*Reading text*:
Big Data

A side-by-side comparison of Apache Spark and Apache Flink for common streaming use cases


Apache Flink and Apache Spark are both open-source, distributed data processing frameworks used widely for big data processing and analytics. Spark is known for its ease of use, high-level APIs, and the ability to process large amounts of data. Flink shines in its ability to handle processing of data streams in real-time and low-latency stateful computations. Both support a variety of programming languages, scalable solutions for handling large amounts of data, and a wide range of connectors. Historically, Spark started out as a batch-first framework and Flink began as a streaming-first framework.

In this post, we share a comparative study of streaming patterns that are commonly used to build stream processing applications, how they can be solved using Spark (primarily Spark Structured Streaming) and Flink, and the minor variations in their approach. Examples cover code snippets in Python and SQL for both frameworks across three major themes: data preparation, data processing, and data enrichment. If you are a Spark user looking to solve your stream processing use cases using Flink, this post is for you. We do not intend to cover the choice of technology between Spark and Flink because it’s important to evaluate both frameworks for your specific workload and how the choice fits in your architecture; rather, this post highlights key differences for use cases that both these technologies are commonly considered for.

Apache Flink offers layered APIs that offer different levels of expressiveness and control and are designed to target different types of use cases. The three layers of API are Process Functions (also known as the Stateful Stream Processing API), DataStream, and Table and SQL. The Stateful Stream Processing API requires writing verbose code but offers the most control over time and state, which are core concepts in stateful stream processing. The DataStream API supports Java, Scala, and Python and offers primitives for many common stream processing operations, as well as a balance between code verbosity or expressiveness and control. The Table and SQL APIs are relational APIs that offer support for Java, Scala, Python, and SQL. They offer the highest abstraction and intuitive, SQL-like declarative control over data streams. Flink also allows seamless transition and switching across these APIs. To learn more about Flink’s layered APIs, refer to layered APIs.

*Data extract*:

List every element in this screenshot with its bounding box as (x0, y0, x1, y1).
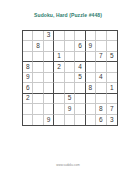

*Written instruction 1*: Copy everything in the Spark and Flink comparison from "Apache Flink and" down to "a streaming-first framework.".
*Written instruction 2*: Translate this sentence from the Spark and Flink comparison into Spanish: "Historically, Spark started out as a batch-first framework and Flink began as a streaming-first framework."
*Written instruction 3*: Write the next part of the Spark and Flink comparison, picking up right after its final sentence.

*Reply 1*:
Apache Flink and Apache Spark are both open-source, distributed data processing frameworks used widely for big data processing and analytics. Spark is known for its ease of use, high-level APIs, and the ability to process large amounts of data. Flink shines in its ability to handle processing of data streams in real-time and low-latency stateful computations. Both support a variety of programming languages, scalable solutions for handling large amounts of data, and a wide range of connectors. Historically, Spark started out as a batch-first framework and Flink began as a streaming-first framework.

*Reply 2*: Históricamente, Spark nació como un framework centrado en el procesamiento por lotes, y Flink comenzó como un framework centrado en el procesamiento de flujos.

*Reply 3*:
Apache Spark Structured Streaming offers the Dataset and DataFrames APIs, which provide high-level declarative streaming APIs to represent static, bounded data as well as streaming, unbounded data. Operations are supported in Scala, Java, Python, and R. Spark has a rich function set and syntax with simple constructs for selection, aggregation, windowing, joins, and more. You can also use the Streaming Table API to read tables as streaming DataFrames as an extension to the DataFrames API. Although it’s hard to draw direct parallels between Flink and Spark across all stream processing constructs, at a very high level, we could say Spark Structured Streaming APIs are equivalent to Flink’s Table and SQL APIs. Spark Structured Streaming, however, does not yet (at the time of this writing) offer an equivalent to the lower-level APIs in Flink that offer granular control of time and state.

Both Flink and Spark Structured Streaming (referenced as Spark henceforth) are evolving projects. The following table provides a simple comparison of Flink and Spark capabilities for common streaming primitives (as of this writing).

. Flink Spark
Row-based processing Yes Yes
User-defined functions Yes Yes
Fine-grained access to state Yes, via DataStream and low-level APIs No
Control when state eviction occurs Yes, via DataStream and low-level APIs No
Flexible data structures for state storage and querying Yes, via DataStream and low-level APIs No
Timers for processing and stateful operations Yes, via low level APIs No

In the following sections, we cover the greatest common factors so that we can showcase how Spark users can relate to Flink and vice versa. To learn more about Flink’s low-level APIs, refer to Process Function. For the sake of simplicity, we cover the four use cases in this post using the Flink Table API. We use a combination of Python and SQL for an apples-to-apples comparison with Spark.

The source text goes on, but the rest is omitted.